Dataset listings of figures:
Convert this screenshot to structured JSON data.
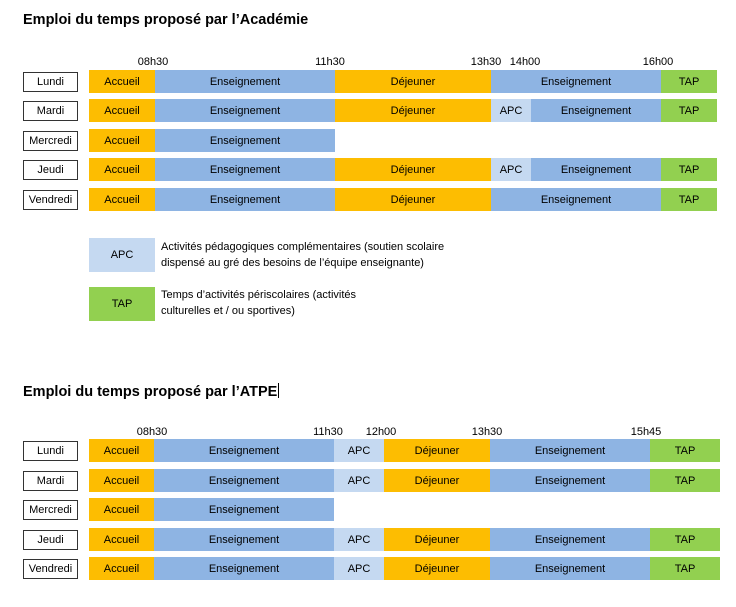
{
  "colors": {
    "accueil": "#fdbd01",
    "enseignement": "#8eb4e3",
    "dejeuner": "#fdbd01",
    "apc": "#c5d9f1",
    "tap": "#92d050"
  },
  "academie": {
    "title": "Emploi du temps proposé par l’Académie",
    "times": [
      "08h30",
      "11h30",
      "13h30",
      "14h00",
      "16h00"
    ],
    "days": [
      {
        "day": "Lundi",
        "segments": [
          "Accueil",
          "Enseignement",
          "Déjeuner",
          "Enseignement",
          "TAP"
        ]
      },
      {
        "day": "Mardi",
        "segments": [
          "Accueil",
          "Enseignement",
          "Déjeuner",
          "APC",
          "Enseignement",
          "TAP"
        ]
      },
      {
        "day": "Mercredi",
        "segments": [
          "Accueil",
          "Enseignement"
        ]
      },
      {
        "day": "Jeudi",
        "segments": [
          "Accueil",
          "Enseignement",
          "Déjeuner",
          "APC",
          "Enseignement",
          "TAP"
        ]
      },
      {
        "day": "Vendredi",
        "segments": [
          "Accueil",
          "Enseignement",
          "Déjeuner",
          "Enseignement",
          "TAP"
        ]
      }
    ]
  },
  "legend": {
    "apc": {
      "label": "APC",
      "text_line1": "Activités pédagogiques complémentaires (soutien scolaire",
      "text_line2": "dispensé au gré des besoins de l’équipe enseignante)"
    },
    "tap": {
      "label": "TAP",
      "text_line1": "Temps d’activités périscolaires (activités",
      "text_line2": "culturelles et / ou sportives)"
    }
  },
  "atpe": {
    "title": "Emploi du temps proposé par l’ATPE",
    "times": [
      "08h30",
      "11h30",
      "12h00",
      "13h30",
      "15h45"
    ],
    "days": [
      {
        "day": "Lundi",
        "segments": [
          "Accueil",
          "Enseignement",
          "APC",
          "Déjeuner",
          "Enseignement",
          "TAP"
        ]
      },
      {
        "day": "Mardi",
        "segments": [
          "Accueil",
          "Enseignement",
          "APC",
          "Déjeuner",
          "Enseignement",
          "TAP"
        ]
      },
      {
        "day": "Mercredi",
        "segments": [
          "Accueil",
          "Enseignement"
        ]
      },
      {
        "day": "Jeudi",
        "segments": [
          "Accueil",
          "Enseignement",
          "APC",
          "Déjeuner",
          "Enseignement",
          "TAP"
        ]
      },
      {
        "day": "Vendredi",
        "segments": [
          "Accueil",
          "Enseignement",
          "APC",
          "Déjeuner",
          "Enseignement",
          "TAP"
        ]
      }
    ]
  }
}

* * *

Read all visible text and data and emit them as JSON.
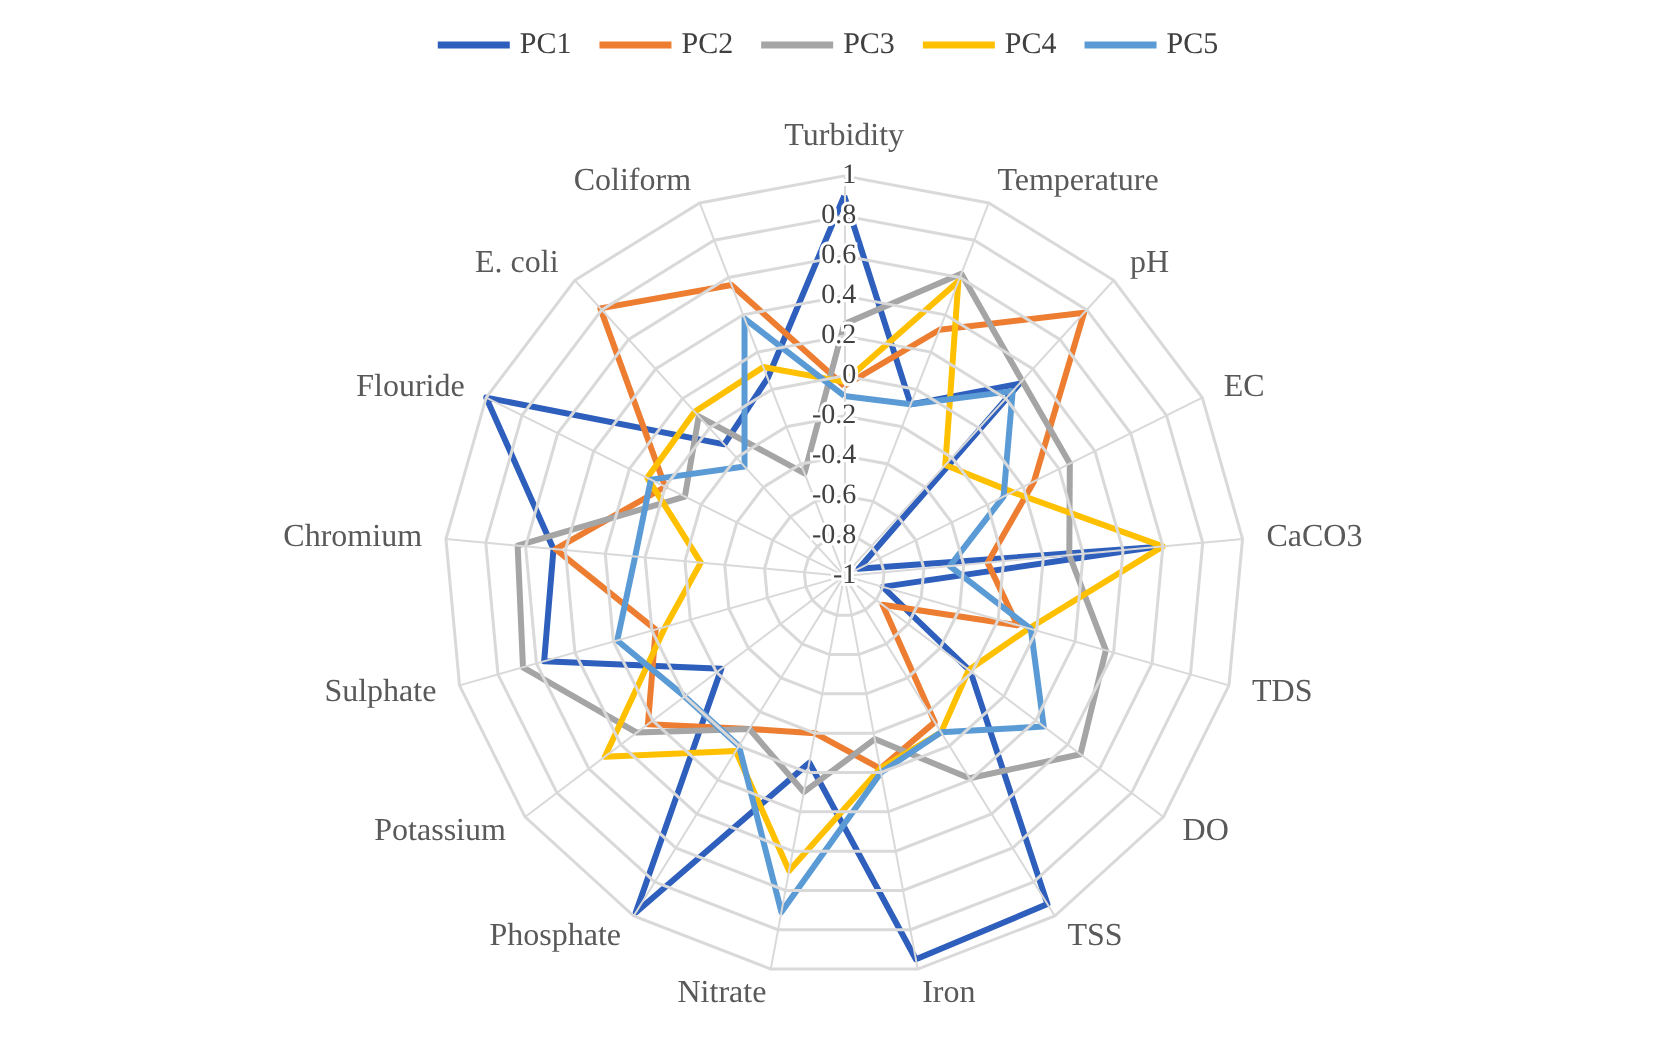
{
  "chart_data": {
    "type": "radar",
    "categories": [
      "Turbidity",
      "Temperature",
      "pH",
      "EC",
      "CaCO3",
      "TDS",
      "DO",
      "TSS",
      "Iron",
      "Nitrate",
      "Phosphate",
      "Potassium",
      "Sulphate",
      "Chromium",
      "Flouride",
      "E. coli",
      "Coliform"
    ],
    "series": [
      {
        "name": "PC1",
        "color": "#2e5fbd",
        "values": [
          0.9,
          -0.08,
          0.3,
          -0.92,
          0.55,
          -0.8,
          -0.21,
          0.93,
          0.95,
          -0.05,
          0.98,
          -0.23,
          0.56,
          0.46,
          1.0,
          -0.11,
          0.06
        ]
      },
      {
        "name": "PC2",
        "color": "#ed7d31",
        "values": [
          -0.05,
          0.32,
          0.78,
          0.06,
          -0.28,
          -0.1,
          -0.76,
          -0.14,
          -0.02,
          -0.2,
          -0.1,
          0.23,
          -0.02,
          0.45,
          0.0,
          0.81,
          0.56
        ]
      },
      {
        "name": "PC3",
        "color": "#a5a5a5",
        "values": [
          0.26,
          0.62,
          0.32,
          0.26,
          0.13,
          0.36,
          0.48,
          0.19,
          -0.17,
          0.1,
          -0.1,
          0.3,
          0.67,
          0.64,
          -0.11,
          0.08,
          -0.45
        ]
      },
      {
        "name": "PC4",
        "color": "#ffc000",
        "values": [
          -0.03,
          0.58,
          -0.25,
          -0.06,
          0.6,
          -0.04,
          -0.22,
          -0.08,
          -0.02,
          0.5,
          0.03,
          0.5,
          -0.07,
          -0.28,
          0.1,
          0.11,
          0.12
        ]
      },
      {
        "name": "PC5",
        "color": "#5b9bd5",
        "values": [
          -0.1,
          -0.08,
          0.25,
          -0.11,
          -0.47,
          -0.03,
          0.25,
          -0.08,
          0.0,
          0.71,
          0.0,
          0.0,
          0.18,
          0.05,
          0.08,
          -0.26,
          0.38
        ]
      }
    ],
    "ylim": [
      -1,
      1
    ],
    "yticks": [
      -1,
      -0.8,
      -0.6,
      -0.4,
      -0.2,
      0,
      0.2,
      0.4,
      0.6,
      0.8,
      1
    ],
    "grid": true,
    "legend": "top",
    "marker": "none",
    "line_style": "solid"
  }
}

SHORT EXERCISE: Look through the data and gather every line with the string "title" in it.

THE REPLY:
    "title": "Emploi du temps proposé par l’Académie",
    "title": "Emploi du temps proposé par l’ATPE",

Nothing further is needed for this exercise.